▼

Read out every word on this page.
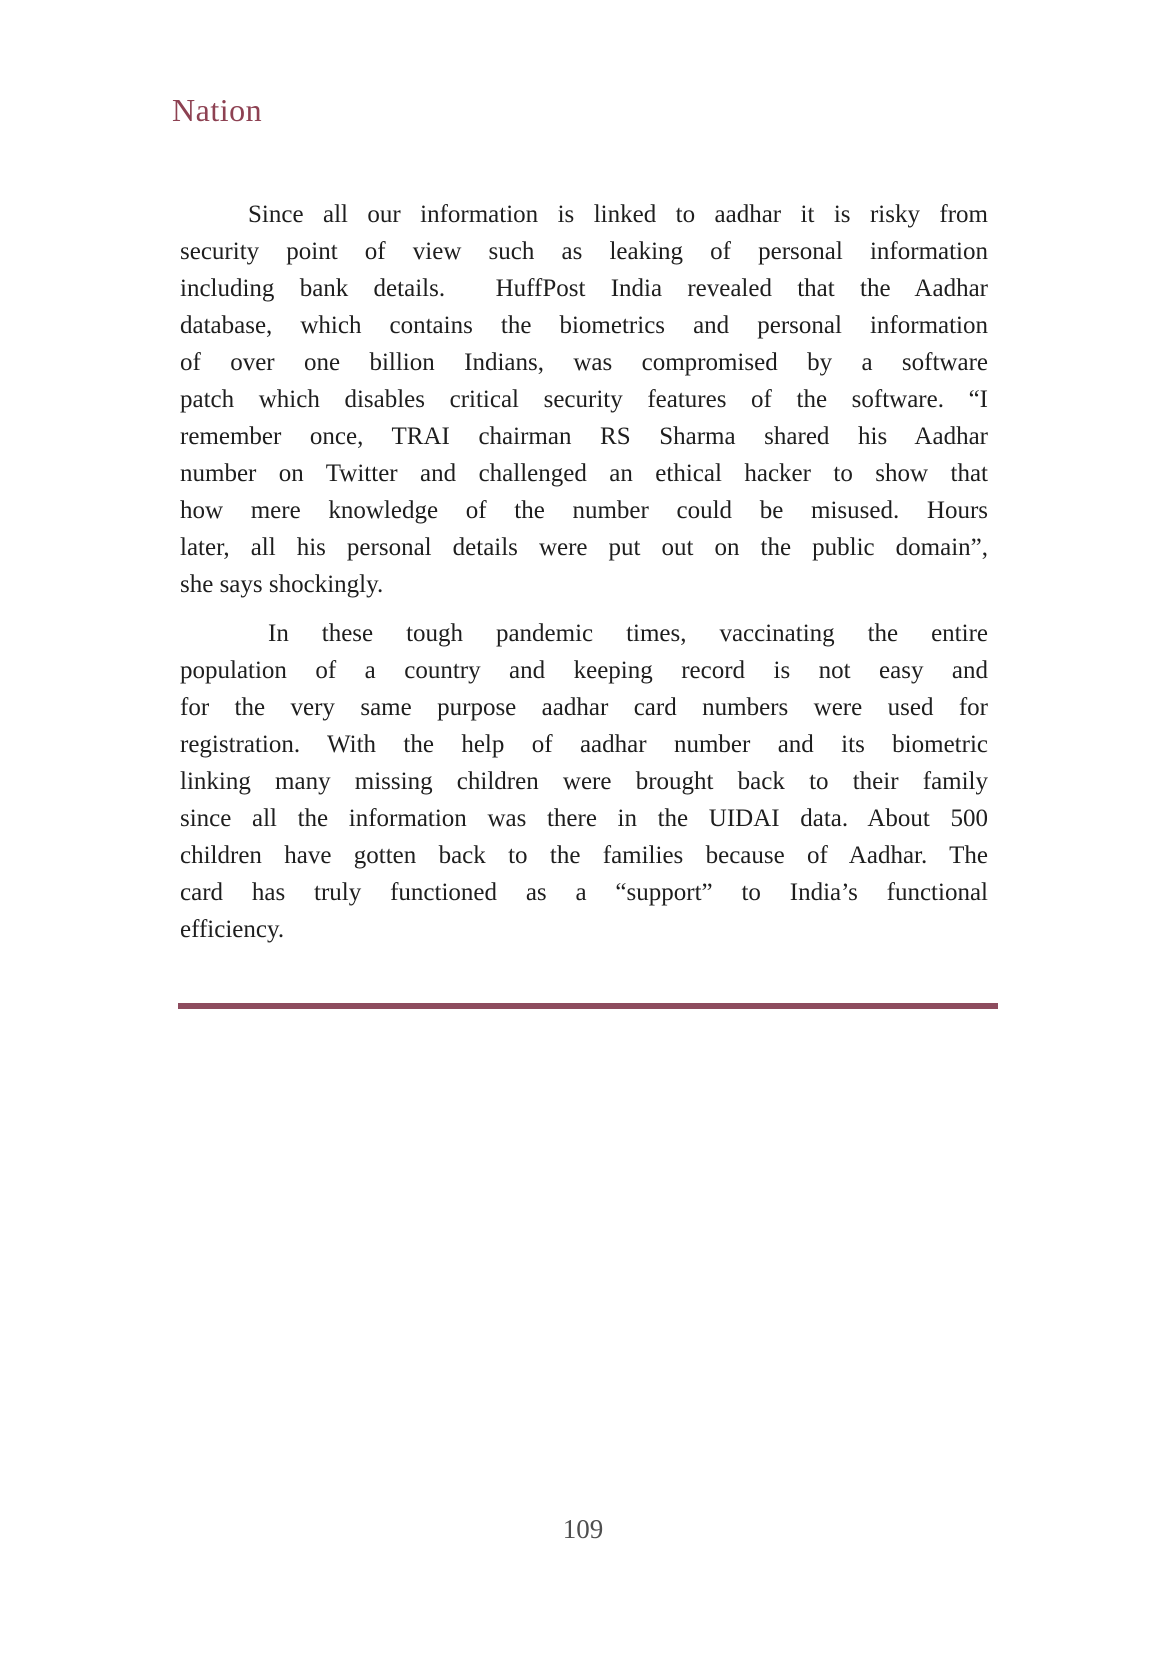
Nation
Since all our information is linked to aadhar it is risky from
security point of view such as leaking of personal information
including bank details.  HuffPost India revealed that the Aadhar
database, which contains the biometrics and personal information
of over one billion Indians, was compromised by a software
patch which disables critical security features of the software. “I
remember once, TRAI chairman RS Sharma shared his Aadhar
number on Twitter and challenged an ethical hacker to show that
how mere knowledge of the number could be misused. Hours
later, all his personal details were put out on the public domain”,
she says shockingly.
In these tough pandemic times, vaccinating the entire
population of a country and keeping record is not easy and
for the very same purpose aadhar card numbers were used for
registration. With the help of aadhar number and its biometric
linking many missing children were brought back to their family
since all the information was there in the UIDAI data. About 500
children have gotten back to the families because of Aadhar. The
card has truly functioned as a “support” to India’s functional
efficiency.
109
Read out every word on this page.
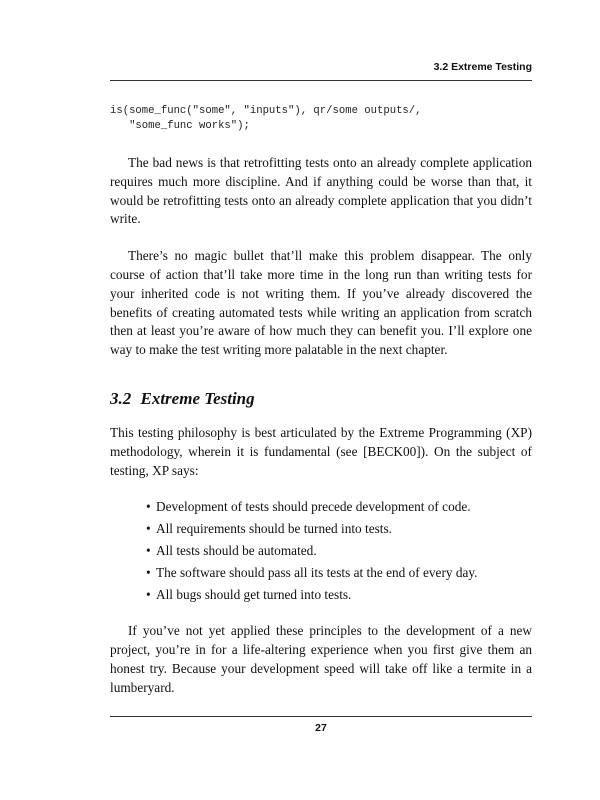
3.2 Extreme Testing
is(some_func("some", "inputs"), qr/some outputs/,
"some_func works");

The bad news is that retrofitting tests onto an already complete application requires much more discipline. And if anything could be worse than that, it would be retrofitting tests onto an already complete application that you didn’t write.

There’s no magic bullet that’ll make this problem disappear. The only course of action that’ll take more time in the long run than writing tests for your inherited code is not writing them. If you’ve already discovered the benefits of creating automated tests while writing an application from scratch then at least you’re aware of how much they can benefit you. I’ll explore one way to make the test writing more palatable in the next chapter.

3.2 Extreme Testing

This testing philosophy is best articulated by the Extreme Programming (XP) methodology, wherein it is fundamental (see [BECK00]). On the subject of testing, XP says:

• Development of tests should precede development of code.
• All requirements should be turned into tests.
• All tests should be automated.
• The software should pass all its tests at the end of every day.
• All bugs should get turned into tests.

If you’ve not yet applied these principles to the development of a new project, you’re in for a life-altering experience when you first give them an honest try. Because your development speed will take off like a termite in a lumberyard.

27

▲

Set every line down exactly as written, leaving each picture out.

Read out every word on this page.
Nation
Since all our information is linked to aadhar it is risky from
security point of view such as leaking of personal information
including bank details.  HuffPost India revealed that the Aadhar
database, which contains the biometrics and personal information
of over one billion Indians, was compromised by a software
patch which disables critical security features of the software. “I
remember once, TRAI chairman RS Sharma shared his Aadhar
number on Twitter and challenged an ethical hacker to show that
how mere knowledge of the number could be misused. Hours
later, all his personal details were put out on the public domain”,
she says shockingly.
In these tough pandemic times, vaccinating the entire
population of a country and keeping record is not easy and
for the very same purpose aadhar card numbers were used for
registration. With the help of aadhar number and its biometric
linking many missing children were brought back to their family
since all the information was there in the UIDAI data. About 500
children have gotten back to the families because of Aadhar. The
card has truly functioned as a “support” to India’s functional
efficiency.
109
Read out every word on this page.
3.2 Extreme Testing
is(some_func("some", "inputs"), qr/some outputs/,
"some_func works");

The bad news is that retrofitting tests onto an already complete application requires much more discipline. And if anything could be worse than that, it would be retrofitting tests onto an already complete application that you didn’t write.

There’s no magic bullet that’ll make this problem disappear. The only course of action that’ll take more time in the long run than writing tests for your inherited code is not writing them. If you’ve already discovered the benefits of creating automated tests while writing an application from scratch then at least you’re aware of how much they can benefit you. I’ll explore one way to make the test writing more palatable in the next chapter.

3.2 Extreme Testing

This testing philosophy is best articulated by the Extreme Programming (XP) methodology, wherein it is fundamental (see [BECK00]). On the subject of testing, XP says:

• Development of tests should precede development of code.
• All requirements should be turned into tests.
• All tests should be automated.
• The software should pass all its tests at the end of every day.
• All bugs should get turned into tests.

If you’ve not yet applied these principles to the development of a new project, you’re in for a life-altering experience when you first give them an honest try. Because your development speed will take off like a termite in a lumberyard.

27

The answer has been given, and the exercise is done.